## Raw data:
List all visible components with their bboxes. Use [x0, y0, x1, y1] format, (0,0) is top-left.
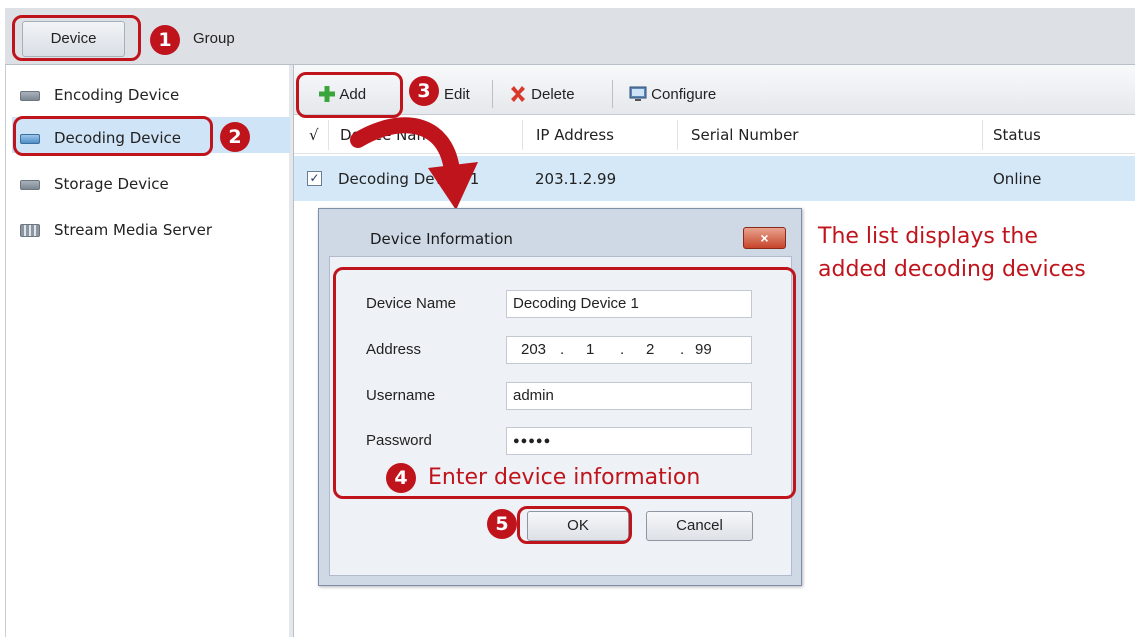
- configure-button[interactable]: Configure: [629, 80, 716, 110]
- toolbar-divider: [492, 80, 493, 108]
- delete-button[interactable]: Delete: [509, 80, 575, 110]
- step-badge-5: 5: [487, 509, 517, 539]
- red-arrow-icon: [350, 117, 478, 210]
- step-badge-4: 4: [386, 463, 416, 493]
- sidebar-item-storage-device[interactable]: Storage Device: [20, 172, 169, 196]
- row-checkbox[interactable]: ✓: [307, 171, 322, 186]
- column-divider: [982, 120, 983, 150]
- annotation-highlight-device-tab: [12, 15, 141, 61]
- monitor-icon: [629, 84, 647, 102]
- cell-status: Online: [993, 170, 1042, 188]
- sidebar-item-encoding-device[interactable]: Encoding Device: [20, 83, 179, 107]
- column-divider: [677, 120, 678, 150]
- dialog-close-button[interactable]: ×: [743, 227, 786, 249]
- configure-label: Configure: [651, 86, 717, 103]
- column-divider: [522, 120, 523, 150]
- tab-group[interactable]: Group: [193, 21, 235, 57]
- step-badge-2: 2: [220, 122, 250, 152]
- annotation-note-list-line2: added decoding devices: [818, 257, 1086, 282]
- annotation-highlight-ok: [517, 506, 632, 544]
- edit-button[interactable]: Edit: [444, 80, 470, 110]
- delete-x-icon: [509, 84, 527, 103]
- sidebar-item-stream-media-server[interactable]: Stream Media Server: [20, 218, 212, 242]
- column-header-status[interactable]: Status: [993, 123, 1041, 147]
- annotation-highlight-add-button: [296, 72, 403, 118]
- dialog-title: Device Information: [370, 230, 513, 248]
- encoding-device-icon: [20, 90, 40, 101]
- annotation-note-list-line1: The list displays the: [818, 224, 1038, 249]
- delete-label: Delete: [531, 86, 575, 103]
- toolbar-divider: [612, 80, 613, 108]
- column-header-serial-number[interactable]: Serial Number: [691, 123, 798, 147]
- column-header-ip-address[interactable]: IP Address: [536, 123, 614, 147]
- annotation-note-enter-info: Enter device information: [428, 465, 701, 490]
- cancel-button[interactable]: Cancel: [646, 511, 753, 541]
- step-badge-1: 1: [150, 25, 180, 55]
- step-badge-3: 3: [409, 76, 439, 106]
- column-header-check[interactable]: √: [309, 123, 319, 147]
- column-divider: [328, 120, 329, 150]
- sidebar-item-label: Storage Device: [54, 175, 169, 193]
- sidebar-item-label: Stream Media Server: [54, 221, 213, 239]
- sidebar-item-label: Encoding Device: [54, 86, 180, 104]
- cell-ip-address: 203.1.2.99: [535, 170, 617, 188]
- annotation-highlight-decoding-device: [13, 116, 213, 156]
- stream-media-server-icon: [20, 224, 40, 237]
- storage-device-icon: [20, 179, 40, 190]
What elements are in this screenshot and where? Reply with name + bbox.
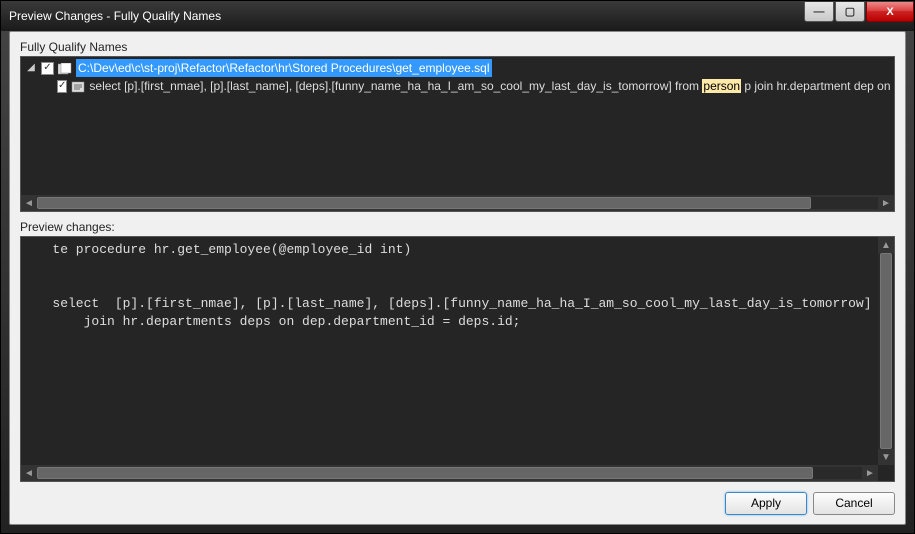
h-scroll-thumb[interactable] <box>37 467 813 479</box>
child-text-pre: select [p].[first_nmae], [p].[last_name]… <box>89 79 702 93</box>
dialog-footer: Apply Cancel <box>20 482 895 516</box>
h-scroll-track[interactable] <box>37 467 862 479</box>
code-line-icon <box>71 80 85 92</box>
code-line-5: join hr.departments deps on dep.departme… <box>29 314 520 329</box>
scroll-thumb[interactable] <box>37 197 811 209</box>
apply-button[interactable]: Apply <box>725 492 807 515</box>
preview-horizontal-scrollbar[interactable]: ◄ ► <box>21 465 878 481</box>
v-scroll-track[interactable] <box>878 253 894 449</box>
window-title: Preview Changes - Fully Qualify Names <box>9 9 803 23</box>
fully-qualify-label: Fully Qualify Names <box>20 40 895 54</box>
dialog-window: Preview Changes - Fully Qualify Names — … <box>0 0 915 534</box>
highlight-token: person <box>702 79 741 93</box>
preview-changes-label: Preview changes: <box>20 220 895 234</box>
titlebar[interactable]: Preview Changes - Fully Qualify Names — … <box>1 1 914 31</box>
expand-collapse-icon[interactable]: ◢ <box>25 59 37 77</box>
preview-code-panel: te procedure hr.get_employee(@employee_i… <box>20 236 895 482</box>
cancel-button[interactable]: Cancel <box>813 492 895 515</box>
changes-tree-panel: ◢ ✓ C:\Dev\ed\c\st-proj\Refactor\Refacto… <box>20 56 895 212</box>
code-line-1: te procedure hr.get_employee(@employee_i… <box>29 242 411 257</box>
maximize-button[interactable]: ▢ <box>835 2 865 22</box>
root-checkbox[interactable]: ✓ <box>41 62 54 75</box>
tree-root-row[interactable]: ◢ ✓ C:\Dev\ed\c\st-proj\Refactor\Refacto… <box>25 59 890 77</box>
close-button[interactable]: X <box>866 2 914 22</box>
scroll-right-icon[interactable]: ► <box>878 195 894 211</box>
scroll-up-icon[interactable]: ▲ <box>878 237 894 253</box>
code-line-4: select [p].[first_nmae], [p].[last_name]… <box>29 296 895 311</box>
minimize-button[interactable]: — <box>804 2 834 22</box>
tree-inner: ◢ ✓ C:\Dev\ed\c\st-proj\Refactor\Refacto… <box>21 57 894 97</box>
v-scroll-thumb[interactable] <box>880 253 892 449</box>
scroll-down-icon[interactable]: ▼ <box>878 449 894 465</box>
scroll-right-icon[interactable]: ► <box>862 465 878 481</box>
child-code-line: select [p].[first_nmae], [p].[last_name]… <box>89 77 895 95</box>
scroll-track[interactable] <box>37 197 878 209</box>
child-checkbox[interactable]: ✓ <box>57 80 67 93</box>
scroll-left-icon[interactable]: ◄ <box>21 465 37 481</box>
tree-child-row[interactable]: ✓ select [p].[first_nmae], [p].[last_nam… <box>25 77 890 95</box>
preview-code: te procedure hr.get_employee(@employee_i… <box>21 237 894 335</box>
tree-horizontal-scrollbar[interactable]: ◄ ► <box>21 195 894 211</box>
preview-vertical-scrollbar[interactable]: ▲ ▼ <box>878 237 894 465</box>
scroll-left-icon[interactable]: ◄ <box>21 195 37 211</box>
sql-file-icon <box>58 62 72 74</box>
window-buttons: — ▢ X <box>803 2 914 24</box>
child-text-post: p join hr.department dep on p. <box>741 79 895 93</box>
root-file-path: C:\Dev\ed\c\st-proj\Refactor\Refactor\hr… <box>76 59 492 77</box>
dialog-content: Fully Qualify Names ◢ ✓ C:\Dev\ed\c\st-p… <box>9 31 906 525</box>
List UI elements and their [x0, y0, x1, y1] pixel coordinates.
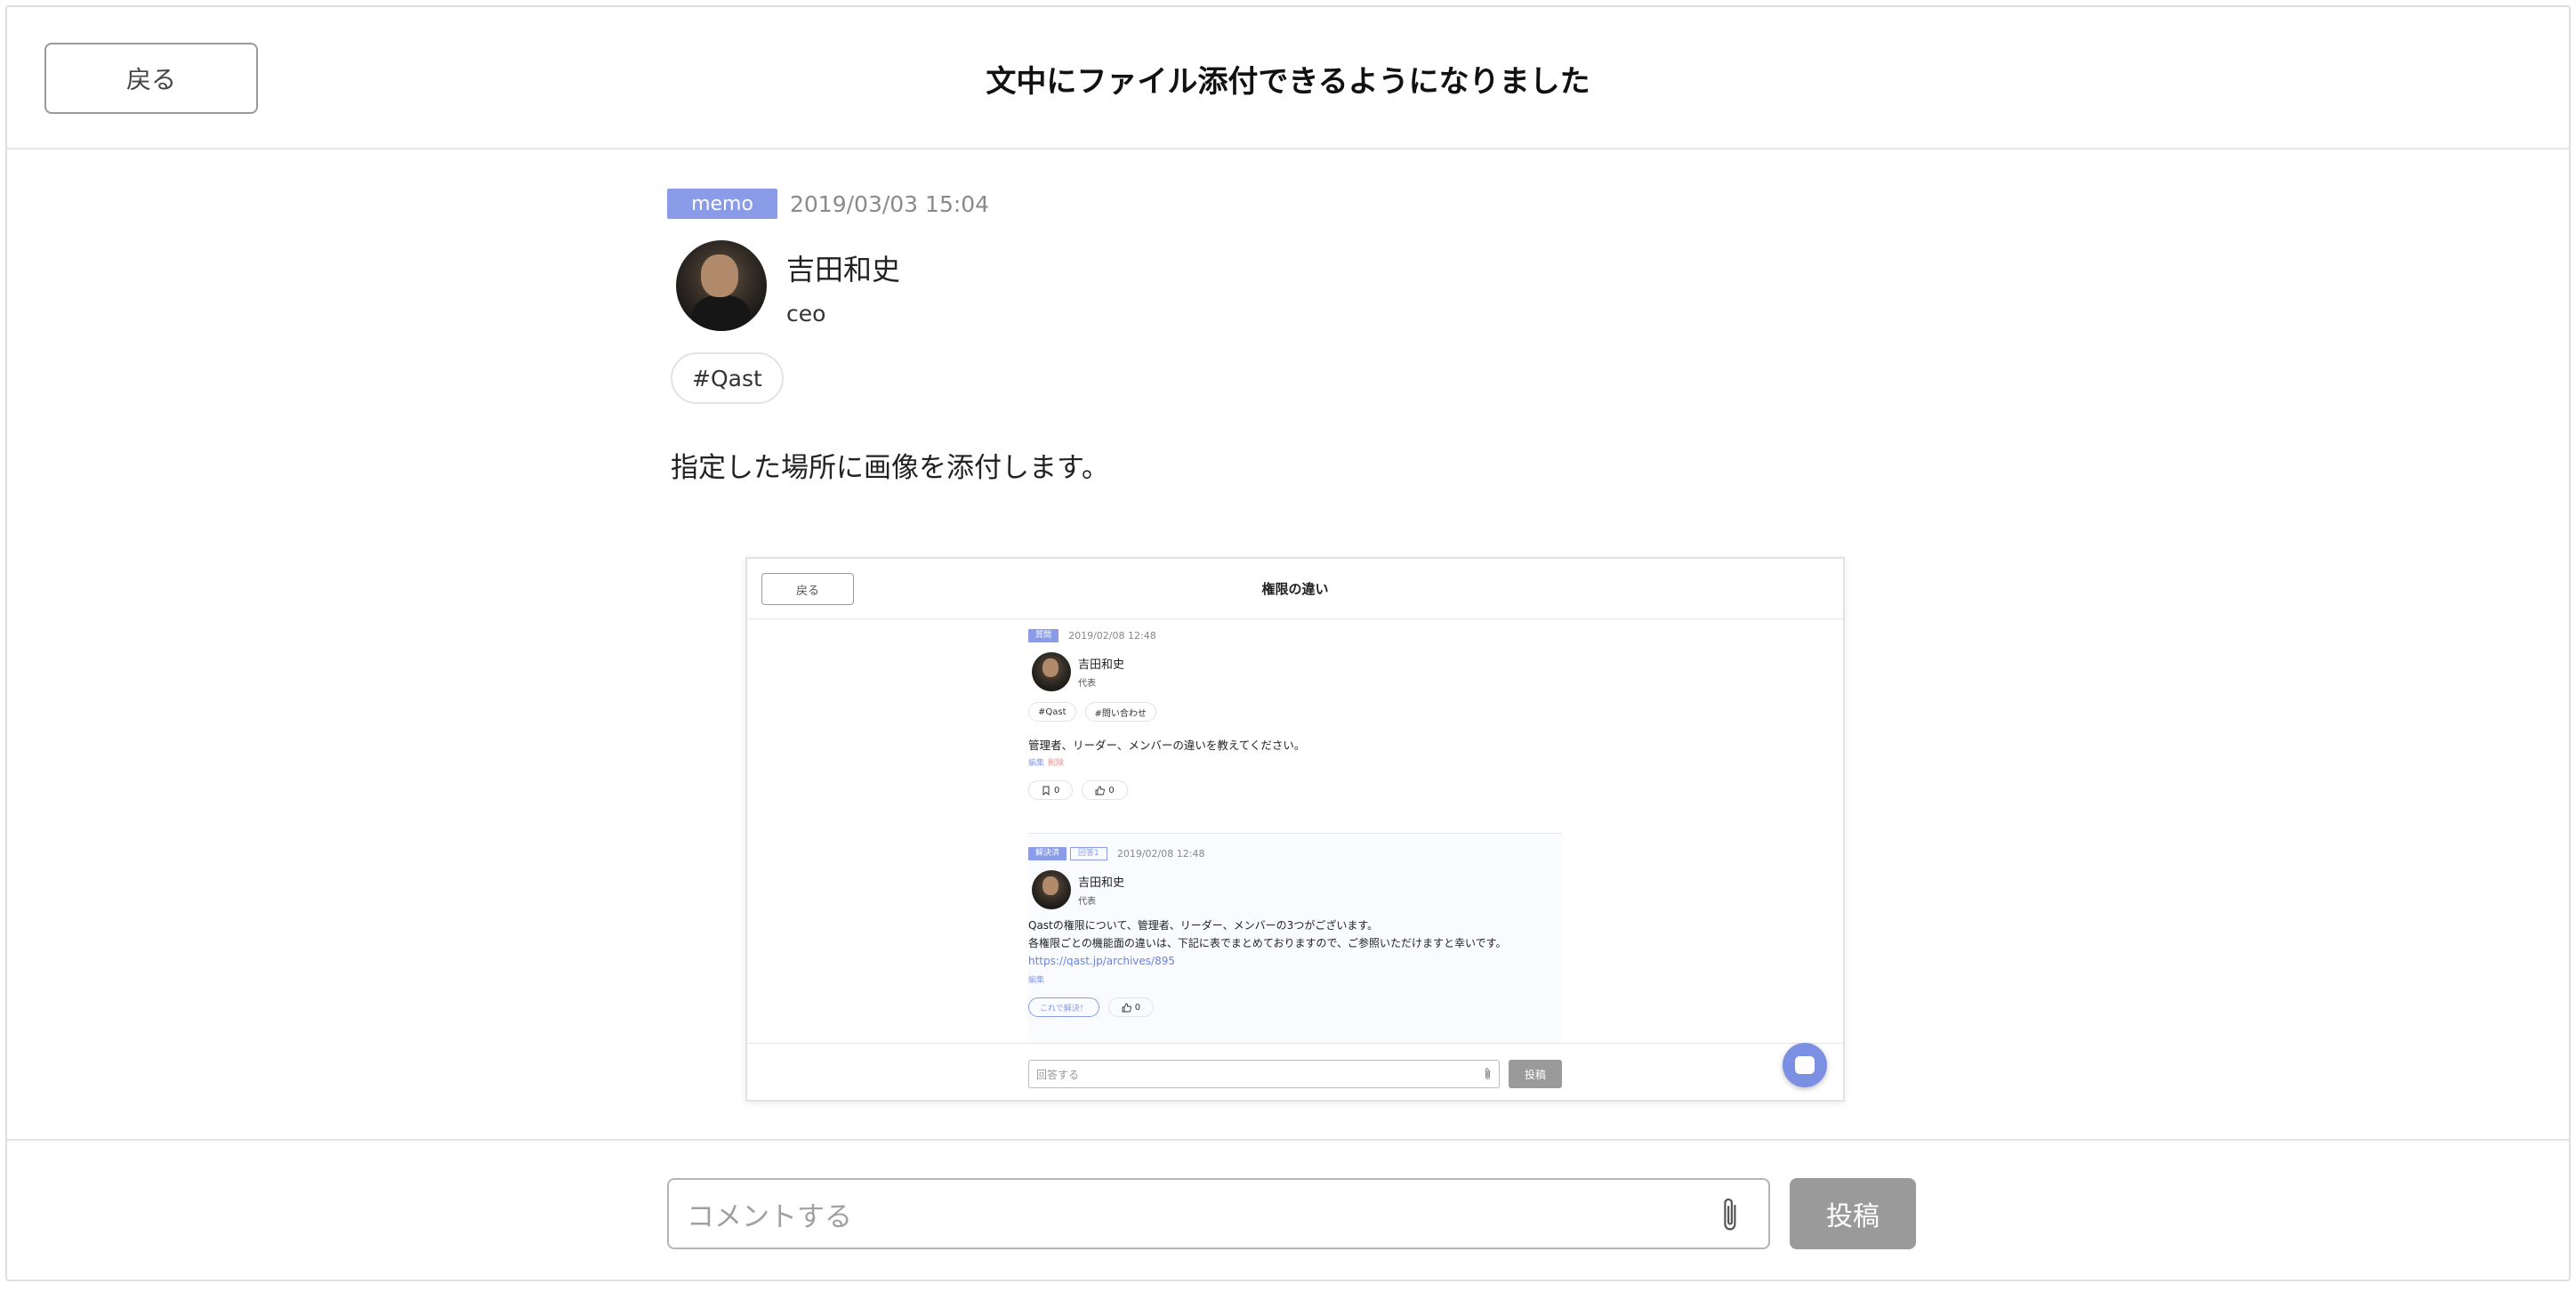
post-body: 指定した場所に画像を添付します。: [671, 452, 1109, 484]
author-name[interactable]: 吉田和史: [786, 247, 900, 288]
embedded-answer-text: Qastの権限について、管理者、リーダー、メンバーの3つがございます。 各権限ご…: [1028, 917, 1562, 970]
embedded-answer-line2: 各権限ごとの機能面の違いは、下記に表でまとめておりますので、ご参照いただけますと…: [1028, 937, 1507, 949]
embedded-bookmark-count: 0: [1054, 785, 1060, 795]
embedded-answer-input: 回答する: [1028, 1060, 1500, 1088]
embedded-answer-line1: Qastの権限について、管理者、リーダー、メンバーの3つがございます。: [1028, 919, 1379, 932]
embedded-avatar: [1032, 870, 1071, 909]
bookmark-icon: [1042, 786, 1050, 795]
post-button[interactable]: 投稿: [1790, 1178, 1916, 1249]
embedded-author-name: 吉田和史: [1078, 876, 1125, 890]
embedded-bookmark-pill: 0: [1028, 780, 1074, 800]
embedded-question-actions: 0 0: [1028, 780, 1562, 800]
embedded-solve-button: これで解決！: [1028, 997, 1099, 1017]
embedded-input-placeholder: 回答する: [1036, 1068, 1080, 1081]
embedded-delete-link: 削除: [1048, 759, 1065, 768]
comment-input[interactable]: コメントする: [667, 1178, 1770, 1249]
paperclip-icon: [1484, 1067, 1492, 1085]
embedded-answer-badge: 解決済: [1028, 847, 1067, 860]
embedded-tags: #Qast #問い合わせ: [1028, 702, 1562, 722]
embedded-answer-like-count: 0: [1134, 1002, 1141, 1013]
embedded-answer-like-pill: 0: [1107, 997, 1155, 1017]
attached-image: 戻る 権限の違い 質問 2019/02/08 12:48 吉田和史 代表 #Qa…: [745, 557, 1845, 1102]
page-title: 文中にファイル添付できるようになりました: [986, 64, 1590, 100]
embedded-edit-link: 編集: [1028, 759, 1045, 768]
embedded-answer-date: 2019/02/08 12:48: [1116, 848, 1205, 860]
thumbs-up-icon: [1122, 1003, 1131, 1012]
embedded-tag: #問い合わせ: [1084, 702, 1156, 722]
tag-qast[interactable]: #Qast: [671, 352, 784, 404]
embedded-question-badge: 質問: [1028, 629, 1059, 642]
avatar[interactable]: [676, 240, 767, 331]
embedded-footer: 回答する 投稿: [747, 1043, 1843, 1100]
type-badge: memo: [667, 189, 777, 219]
embedded-author-role: 代表: [1078, 897, 1096, 907]
embedded-answer-edit-link: 編集: [1028, 976, 1045, 985]
embedded-question-links: 編集 削除: [1028, 756, 1562, 768]
embedded-answer: 解決済 回答1 2019/02/08 12:48 吉田和史 代表 Qastの権限に…: [1028, 833, 1562, 1043]
post-content: memo 2019/03/03 15:04 吉田和史 ceo #Qast 指定し…: [7, 151, 2569, 1139]
comment-placeholder: コメントする: [687, 1200, 852, 1233]
embedded-avatar: [1032, 652, 1071, 691]
chat-icon: [1783, 1043, 1827, 1087]
embedded-like-count: 0: [1108, 785, 1115, 795]
embedded-question-text: 管理者、リーダー、メンバーの違いを教えてください。: [1028, 739, 1306, 752]
post-meta: memo 2019/03/03 15:04: [667, 189, 989, 219]
header: 戻る 文中にファイル添付できるようになりました: [7, 7, 2569, 149]
author-info: 吉田和史 ceo: [786, 247, 900, 327]
embedded-header: 戻る 権限の違い: [747, 559, 1843, 619]
embedded-question-date: 2019/02/08 12:48: [1068, 630, 1156, 642]
thumbs-up-icon: [1095, 786, 1106, 795]
comment-bar: コメントする 投稿: [7, 1139, 2569, 1280]
author: 吉田和史 ceo: [676, 240, 900, 331]
author-role: ceo: [786, 301, 826, 327]
embedded-title: 権限の違い: [1261, 581, 1329, 597]
embedded-answer-outline-badge: 回答1: [1070, 847, 1107, 860]
embedded-answer-actions: これで解決！ 0: [1028, 997, 1562, 1017]
embedded-tag: #Qast: [1028, 702, 1076, 722]
embedded-author-name: 吉田和史: [1078, 658, 1125, 672]
paperclip-icon[interactable]: [1713, 1196, 1749, 1235]
embedded-answer-author: 吉田和史 代表: [1032, 870, 1562, 909]
post-date: 2019/03/03 15:04: [790, 190, 990, 217]
embedded-like-pill: 0: [1082, 780, 1128, 800]
embedded-post-button: 投稿: [1509, 1060, 1562, 1088]
app-window: 戻る 文中にファイル添付できるようになりました memo 2019/03/03 …: [5, 5, 2571, 1281]
embedded-author-role: 代表: [1078, 679, 1096, 689]
embedded-answer-link: https://qast.jp/archives/895: [1028, 955, 1175, 967]
embedded-question: 質問 2019/02/08 12:48 吉田和史 代表 #Qast #問い合わせ…: [1028, 626, 1562, 800]
embedded-question-author: 吉田和史 代表: [1032, 652, 1562, 691]
embedded-answer-links: 編集: [1028, 973, 1562, 985]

## Exercise instructions:
Update the material from the line with "h-scroll-thumb[interactable] <box>37 467" up to and including the line with "h-scroll-track[interactable] <box>37 467" by replacing "h-scroll" with "horizontal-scroll", leaving everything else unchanged. Return only those lines.

## Response:
horizontal-scroll-thumb[interactable] <box>37 467 813 479</box>
child-text-pre: select [p].[first_nmae], [p].[last_name]… <box>89 79 702 93</box>
dialog-footer: Apply Cancel <box>20 482 895 516</box>
horizontal-scroll-track[interactable] <box>37 467 862 479</box>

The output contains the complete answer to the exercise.